'''

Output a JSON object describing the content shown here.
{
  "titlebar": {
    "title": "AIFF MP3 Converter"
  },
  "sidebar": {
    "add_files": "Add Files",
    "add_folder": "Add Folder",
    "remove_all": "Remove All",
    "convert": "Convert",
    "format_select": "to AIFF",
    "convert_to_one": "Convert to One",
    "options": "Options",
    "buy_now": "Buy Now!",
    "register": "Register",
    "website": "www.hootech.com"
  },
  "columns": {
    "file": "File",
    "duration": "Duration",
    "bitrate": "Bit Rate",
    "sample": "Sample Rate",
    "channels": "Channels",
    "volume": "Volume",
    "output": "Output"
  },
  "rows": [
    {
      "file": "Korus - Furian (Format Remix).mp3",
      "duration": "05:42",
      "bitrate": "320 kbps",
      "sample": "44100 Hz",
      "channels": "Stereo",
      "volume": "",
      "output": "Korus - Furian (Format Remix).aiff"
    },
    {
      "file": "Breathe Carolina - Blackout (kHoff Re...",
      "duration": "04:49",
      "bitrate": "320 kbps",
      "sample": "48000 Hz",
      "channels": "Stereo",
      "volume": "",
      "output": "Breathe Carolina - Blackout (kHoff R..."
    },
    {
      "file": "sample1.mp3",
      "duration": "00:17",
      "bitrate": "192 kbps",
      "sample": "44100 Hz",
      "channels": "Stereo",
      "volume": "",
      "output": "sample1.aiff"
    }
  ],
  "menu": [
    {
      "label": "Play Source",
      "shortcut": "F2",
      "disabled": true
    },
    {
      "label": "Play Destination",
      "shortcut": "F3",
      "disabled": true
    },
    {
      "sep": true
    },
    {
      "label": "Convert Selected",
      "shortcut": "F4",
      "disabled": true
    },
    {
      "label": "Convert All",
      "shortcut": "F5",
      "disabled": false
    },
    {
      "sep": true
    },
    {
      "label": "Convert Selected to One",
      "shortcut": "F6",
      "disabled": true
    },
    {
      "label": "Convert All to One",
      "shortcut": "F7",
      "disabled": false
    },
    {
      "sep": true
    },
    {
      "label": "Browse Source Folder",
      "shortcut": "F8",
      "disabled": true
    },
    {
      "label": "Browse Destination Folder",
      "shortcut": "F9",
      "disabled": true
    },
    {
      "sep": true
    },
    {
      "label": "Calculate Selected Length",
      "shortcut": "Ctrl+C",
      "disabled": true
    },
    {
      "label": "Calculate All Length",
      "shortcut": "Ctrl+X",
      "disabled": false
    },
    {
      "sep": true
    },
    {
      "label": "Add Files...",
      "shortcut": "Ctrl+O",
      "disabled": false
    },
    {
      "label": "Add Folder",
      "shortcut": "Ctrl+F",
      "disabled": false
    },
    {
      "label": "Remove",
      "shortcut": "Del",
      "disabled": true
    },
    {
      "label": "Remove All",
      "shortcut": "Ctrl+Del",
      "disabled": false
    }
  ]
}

'''

Exercise task:
Write out every entry word for word.

Exercise answer:
Output a JSON object describing the content shown here.
{
  "titlebar": {
    "title": "AIFF MP3 Converter"
  },
  "sidebar": {
    "add_files": "Add Files",
    "add_folder": "Add Folder",
    "remove_all": "Remove All",
    "convert": "Convert",
    "format_select": "to AIFF",
    "convert_to_one": "Convert to One",
    "options": "Options",
    "buy_now": "Buy Now!",
    "register": "Register",
    "website": "www.hootech.com"
  },
  "columns": {
    "file": "File",
    "duration": "Duration",
    "bitrate": "Bit Rate",
    "sample": "Sample Rate",
    "channels": "Channels",
    "volume": "Volume",
    "output": "Output"
  },
  "rows": [
    {
      "file": "Korus - Furian (Format Remix).mp3",
      "duration": "05:42",
      "bitrate": "320 kbps",
      "sample": "44100 Hz",
      "channels": "Stereo",
      "volume": "",
      "output": "Korus - Furian (Format Remix).aiff"
    },
    {
      "file": "Breathe Carolina - Blackout (kHoff Re...",
      "duration": "04:49",
      "bitrate": "320 kbps",
      "sample": "48000 Hz",
      "channels": "Stereo",
      "volume": "",
      "output": "Breathe Carolina - Blackout (kHoff R..."
    },
    {
      "file": "sample1.mp3",
      "duration": "00:17",
      "bitrate": "192 kbps",
      "sample": "44100 Hz",
      "channels": "Stereo",
      "volume": "",
      "output": "sample1.aiff"
    }
  ],
  "menu": [
    {
      "label": "Play Source",
      "shortcut": "F2",
      "disabled": true
    },
    {
      "label": "Play Destination",
      "shortcut": "F3",
      "disabled": true
    },
    {
      "sep": true
    },
    {
      "label": "Convert Selected",
      "shortcut": "F4",
      "disabled": true
    },
    {
      "label": "Convert All",
      "shortcut": "F5",
      "disabled": false
    },
    {
      "sep": true
    },
    {
      "label": "Convert Selected to One",
      "shortcut": "F6",
      "disabled": true
    },
    {
      "label": "Convert All to One",
      "shortcut": "F7",
      "disabled": false
    },
    {
      "sep": true
    },
    {
      "label": "Browse Source Folder",
      "shortcut": "F8",
      "disabled": true
    },
    {
      "label": "Browse Destination Folder",
      "shortcut": "F9",
      "disabled": true
    },
    {
      "sep": true
    },
    {
      "label": "Calculate Selected Length",
      "shortcut": "Ctrl+C",
      "disabled": true
    },
    {
      "label": "Calculate All Length",
      "shortcut": "Ctrl+X",
      "disabled": false
    },
    {
      "sep": true
    },
    {
      "label": "Add Files...",
      "shortcut": "Ctrl+O",
      "disabled": false
    },
    {
      "label": "Add Folder",
      "shortcut": "Ctrl+F",
      "disabled": false
    },
    {
      "label": "Remove",
      "shortcut": "Del",
      "disabled": true
    },
    {
      "label": "Remove All",
      "shortcut": "Ctrl+Del",
      "disabled": false
    }
  ]
}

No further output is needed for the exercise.